■ Task to carry out
Quote the data below in full, please, without altering anything.

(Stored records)
━━━━━━━━━━━━━━━━

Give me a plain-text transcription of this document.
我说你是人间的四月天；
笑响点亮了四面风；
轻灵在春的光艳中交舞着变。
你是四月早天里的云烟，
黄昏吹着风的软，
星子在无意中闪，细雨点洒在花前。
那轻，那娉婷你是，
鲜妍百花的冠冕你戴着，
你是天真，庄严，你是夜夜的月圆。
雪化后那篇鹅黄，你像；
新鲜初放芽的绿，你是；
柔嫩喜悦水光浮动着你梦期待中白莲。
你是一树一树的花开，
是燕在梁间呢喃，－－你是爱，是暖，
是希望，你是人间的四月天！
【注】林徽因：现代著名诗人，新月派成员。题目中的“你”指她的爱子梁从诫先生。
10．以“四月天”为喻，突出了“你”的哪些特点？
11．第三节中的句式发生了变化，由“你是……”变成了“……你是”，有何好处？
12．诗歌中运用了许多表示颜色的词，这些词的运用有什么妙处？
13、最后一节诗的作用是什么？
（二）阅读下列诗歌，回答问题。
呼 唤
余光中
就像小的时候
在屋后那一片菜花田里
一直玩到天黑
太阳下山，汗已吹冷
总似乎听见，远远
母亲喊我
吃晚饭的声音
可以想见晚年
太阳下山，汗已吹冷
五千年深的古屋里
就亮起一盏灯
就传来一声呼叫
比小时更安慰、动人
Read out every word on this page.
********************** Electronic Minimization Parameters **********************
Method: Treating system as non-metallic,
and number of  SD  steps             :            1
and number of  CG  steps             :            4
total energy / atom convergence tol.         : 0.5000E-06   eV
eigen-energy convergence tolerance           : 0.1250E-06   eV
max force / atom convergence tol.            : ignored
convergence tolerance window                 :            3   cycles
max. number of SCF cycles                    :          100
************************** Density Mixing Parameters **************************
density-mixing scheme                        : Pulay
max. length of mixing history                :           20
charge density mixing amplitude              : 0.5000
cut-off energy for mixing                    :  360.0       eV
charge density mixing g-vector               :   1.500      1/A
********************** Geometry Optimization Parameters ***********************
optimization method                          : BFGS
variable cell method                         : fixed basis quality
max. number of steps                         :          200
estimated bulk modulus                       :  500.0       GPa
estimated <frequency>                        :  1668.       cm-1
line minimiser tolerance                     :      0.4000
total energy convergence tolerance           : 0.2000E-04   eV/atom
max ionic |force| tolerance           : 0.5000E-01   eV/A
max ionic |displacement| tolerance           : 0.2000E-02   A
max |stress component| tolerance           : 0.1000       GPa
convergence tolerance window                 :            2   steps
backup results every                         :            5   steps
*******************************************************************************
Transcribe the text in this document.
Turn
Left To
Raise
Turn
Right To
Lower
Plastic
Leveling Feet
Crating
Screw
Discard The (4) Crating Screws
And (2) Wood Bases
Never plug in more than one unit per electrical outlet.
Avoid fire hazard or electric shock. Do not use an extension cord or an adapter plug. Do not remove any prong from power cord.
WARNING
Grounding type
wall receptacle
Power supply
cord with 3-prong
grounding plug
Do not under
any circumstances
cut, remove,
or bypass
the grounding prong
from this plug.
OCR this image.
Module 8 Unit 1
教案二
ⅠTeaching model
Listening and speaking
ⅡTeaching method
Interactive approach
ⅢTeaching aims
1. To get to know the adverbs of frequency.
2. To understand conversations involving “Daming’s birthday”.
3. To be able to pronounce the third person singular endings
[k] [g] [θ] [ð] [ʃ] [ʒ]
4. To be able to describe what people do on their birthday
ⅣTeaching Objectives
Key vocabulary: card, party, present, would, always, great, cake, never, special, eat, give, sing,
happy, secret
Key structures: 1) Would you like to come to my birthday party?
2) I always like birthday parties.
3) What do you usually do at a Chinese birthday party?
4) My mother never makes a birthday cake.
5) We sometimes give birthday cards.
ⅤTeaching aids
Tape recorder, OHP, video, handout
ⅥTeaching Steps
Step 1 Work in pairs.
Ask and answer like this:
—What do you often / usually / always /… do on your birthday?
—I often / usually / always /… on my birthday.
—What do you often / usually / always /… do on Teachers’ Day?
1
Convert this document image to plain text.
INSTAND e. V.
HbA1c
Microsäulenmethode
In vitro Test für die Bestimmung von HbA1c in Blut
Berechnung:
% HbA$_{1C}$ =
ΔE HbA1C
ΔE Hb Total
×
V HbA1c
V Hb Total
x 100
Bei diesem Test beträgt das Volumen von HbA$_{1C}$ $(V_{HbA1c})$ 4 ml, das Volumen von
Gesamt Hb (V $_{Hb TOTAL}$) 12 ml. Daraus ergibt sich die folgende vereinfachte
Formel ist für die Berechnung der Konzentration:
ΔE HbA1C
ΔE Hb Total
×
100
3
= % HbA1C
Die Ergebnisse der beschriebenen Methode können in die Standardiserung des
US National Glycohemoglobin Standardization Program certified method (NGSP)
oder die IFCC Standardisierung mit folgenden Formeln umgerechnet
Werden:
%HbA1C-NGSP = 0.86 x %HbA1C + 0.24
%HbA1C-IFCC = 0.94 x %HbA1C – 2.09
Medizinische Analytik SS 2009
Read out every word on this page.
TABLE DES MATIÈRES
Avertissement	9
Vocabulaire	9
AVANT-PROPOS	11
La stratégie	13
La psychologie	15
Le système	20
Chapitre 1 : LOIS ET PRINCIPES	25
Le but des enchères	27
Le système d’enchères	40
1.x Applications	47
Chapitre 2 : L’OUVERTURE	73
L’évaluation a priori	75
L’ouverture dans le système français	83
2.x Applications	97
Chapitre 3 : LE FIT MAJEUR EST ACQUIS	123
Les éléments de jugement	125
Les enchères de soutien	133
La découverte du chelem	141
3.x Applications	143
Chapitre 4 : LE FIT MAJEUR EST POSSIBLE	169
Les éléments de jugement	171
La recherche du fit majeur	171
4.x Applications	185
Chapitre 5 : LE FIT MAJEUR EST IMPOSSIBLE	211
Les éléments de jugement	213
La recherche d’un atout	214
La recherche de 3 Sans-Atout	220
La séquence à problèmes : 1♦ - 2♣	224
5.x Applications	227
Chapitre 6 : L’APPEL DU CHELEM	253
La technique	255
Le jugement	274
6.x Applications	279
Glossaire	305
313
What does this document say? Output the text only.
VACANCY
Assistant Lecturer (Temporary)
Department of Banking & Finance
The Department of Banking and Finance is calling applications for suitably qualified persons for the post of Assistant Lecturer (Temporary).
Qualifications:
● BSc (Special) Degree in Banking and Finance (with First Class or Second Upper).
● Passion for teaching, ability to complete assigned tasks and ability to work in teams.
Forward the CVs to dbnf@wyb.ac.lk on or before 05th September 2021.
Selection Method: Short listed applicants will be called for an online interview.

━━━━━━━━━━━━━━━━

■ Full output
Give me a plain-text transcription of this document.
我说你是人间的四月天；
笑响点亮了四面风；
轻灵在春的光艳中交舞着变。
你是四月早天里的云烟，
黄昏吹着风的软，
星子在无意中闪，细雨点洒在花前。
那轻，那娉婷你是，
鲜妍百花的冠冕你戴着，
你是天真，庄严，你是夜夜的月圆。
雪化后那篇鹅黄，你像；
新鲜初放芽的绿，你是；
柔嫩喜悦水光浮动着你梦期待中白莲。
你是一树一树的花开，
是燕在梁间呢喃，－－你是爱，是暖，
是希望，你是人间的四月天！
【注】林徽因：现代著名诗人，新月派成员。题目中的“你”指她的爱子梁从诫先生。
10．以“四月天”为喻，突出了“你”的哪些特点？
11．第三节中的句式发生了变化，由“你是……”变成了“……你是”，有何好处？
12．诗歌中运用了许多表示颜色的词，这些词的运用有什么妙处？
13、最后一节诗的作用是什么？
（二）阅读下列诗歌，回答问题。
呼 唤
余光中
就像小的时候
在屋后那一片菜花田里
一直玩到天黑
太阳下山，汗已吹冷
总似乎听见，远远
母亲喊我
吃晚饭的声音
可以想见晚年
太阳下山，汗已吹冷
五千年深的古屋里
就亮起一盏灯
就传来一声呼叫
比小时更安慰、动人
Read out every word on this page.
********************** Electronic Minimization Parameters **********************
Method: Treating system as non-metallic,
and number of  SD  steps             :            1
and number of  CG  steps             :            4
total energy / atom convergence tol.         : 0.5000E-06   eV
eigen-energy convergence tolerance           : 0.1250E-06   eV
max force / atom convergence tol.            : ignored
convergence tolerance window                 :            3   cycles
max. number of SCF cycles                    :          100
************************** Density Mixing Parameters **************************
density-mixing scheme                        : Pulay
max. length of mixing history                :           20
charge density mixing amplitude              : 0.5000
cut-off energy for mixing                    :  360.0       eV
charge density mixing g-vector               :   1.500      1/A
********************** Geometry Optimization Parameters ***********************
optimization method                          : BFGS
variable cell method                         : fixed basis quality
max. number of steps                         :          200
estimated bulk modulus                       :  500.0       GPa
estimated <frequency>                        :  1668.       cm-1
line minimiser tolerance                     :      0.4000
total energy convergence tolerance           : 0.2000E-04   eV/atom
max ionic |force| tolerance           : 0.5000E-01   eV/A
max ionic |displacement| tolerance           : 0.2000E-02   A
max |stress component| tolerance           : 0.1000       GPa
convergence tolerance window                 :            2   steps
backup results every                         :            5   steps
*******************************************************************************
Transcribe the text in this document.
Turn
Left To
Raise
Turn
Right To
Lower
Plastic
Leveling Feet
Crating
Screw
Discard The (4) Crating Screws
And (2) Wood Bases
Never plug in more than one unit per electrical outlet.
Avoid fire hazard or electric shock. Do not use an extension cord or an adapter plug. Do not remove any prong from power cord.
WARNING
Grounding type
wall receptacle
Power supply
cord with 3-prong
grounding plug
Do not under
any circumstances
cut, remove,
or bypass
the grounding prong
from this plug.
OCR this image.
Module 8 Unit 1
教案二
ⅠTeaching model
Listening and speaking
ⅡTeaching method
Interactive approach
ⅢTeaching aims
1. To get to know the adverbs of frequency.
2. To understand conversations involving “Daming’s birthday”.
3. To be able to pronounce the third person singular endings
[k] [g] [θ] [ð] [ʃ] [ʒ]
4. To be able to describe what people do on their birthday
ⅣTeaching Objectives
Key vocabulary: card, party, present, would, always, great, cake, never, special, eat, give, sing,
happy, secret
Key structures: 1) Would you like to come to my birthday party?
2) I always like birthday parties.
3) What do you usually do at a Chinese birthday party?
4) My mother never makes a birthday cake.
5) We sometimes give birthday cards.
ⅤTeaching aids
Tape recorder, OHP, video, handout
ⅥTeaching Steps
Step 1 Work in pairs.
Ask and answer like this:
—What do you often / usually / always /… do on your birthday?
—I often / usually / always /… on my birthday.
—What do you often / usually / always /… do on Teachers’ Day?
1
Convert this document image to plain text.
INSTAND e. V.
HbA1c
Microsäulenmethode
In vitro Test für die Bestimmung von HbA1c in Blut
Berechnung:
% HbA$_{1C}$ =
ΔE HbA1C
ΔE Hb Total
×
V HbA1c
V Hb Total
x 100
Bei diesem Test beträgt das Volumen von HbA$_{1C}$ $(V_{HbA1c})$ 4 ml, das Volumen von
Gesamt Hb (V $_{Hb TOTAL}$) 12 ml. Daraus ergibt sich die folgende vereinfachte
Formel ist für die Berechnung der Konzentration:
ΔE HbA1C
ΔE Hb Total
×
100
3
= % HbA1C
Die Ergebnisse der beschriebenen Methode können in die Standardiserung des
US National Glycohemoglobin Standardization Program certified method (NGSP)
oder die IFCC Standardisierung mit folgenden Formeln umgerechnet
Werden:
%HbA1C-NGSP = 0.86 x %HbA1C + 0.24
%HbA1C-IFCC = 0.94 x %HbA1C – 2.09
Medizinische Analytik SS 2009
Read out every word on this page.
TABLE DES MATIÈRES
Avertissement	9
Vocabulaire	9
AVANT-PROPOS	11
La stratégie	13
La psychologie	15
Le système	20
Chapitre 1 : LOIS ET PRINCIPES	25
Le but des enchères	27
Le système d’enchères	40
1.x Applications	47
Chapitre 2 : L’OUVERTURE	73
L’évaluation a priori	75
L’ouverture dans le système français	83
2.x Applications	97
Chapitre 3 : LE FIT MAJEUR EST ACQUIS	123
Les éléments de jugement	125
Les enchères de soutien	133
La découverte du chelem	141
3.x Applications	143
Chapitre 4 : LE FIT MAJEUR EST POSSIBLE	169
Les éléments de jugement	171
La recherche du fit majeur	171
4.x Applications	185
Chapitre 5 : LE FIT MAJEUR EST IMPOSSIBLE	211
Les éléments de jugement	213
La recherche d’un atout	214
La recherche de 3 Sans-Atout	220
La séquence à problèmes : 1♦ - 2♣	224
5.x Applications	227
Chapitre 6 : L’APPEL DU CHELEM	253
La technique	255
Le jugement	274
6.x Applications	279
Glossaire	305
313
What does this document say? Output the text only.
VACANCY
Assistant Lecturer (Temporary)
Department of Banking & Finance
The Department of Banking and Finance is calling applications for suitably qualified persons for the post of Assistant Lecturer (Temporary).
Qualifications:
● BSc (Special) Degree in Banking and Finance (with First Class or Second Upper).
● Passion for teaching, ability to complete assigned tasks and ability to work in teams.
Forward the CVs to dbnf@wyb.ac.lk on or before 05th September 2021.
Selection Method: Short listed applicants will be called for an online interview.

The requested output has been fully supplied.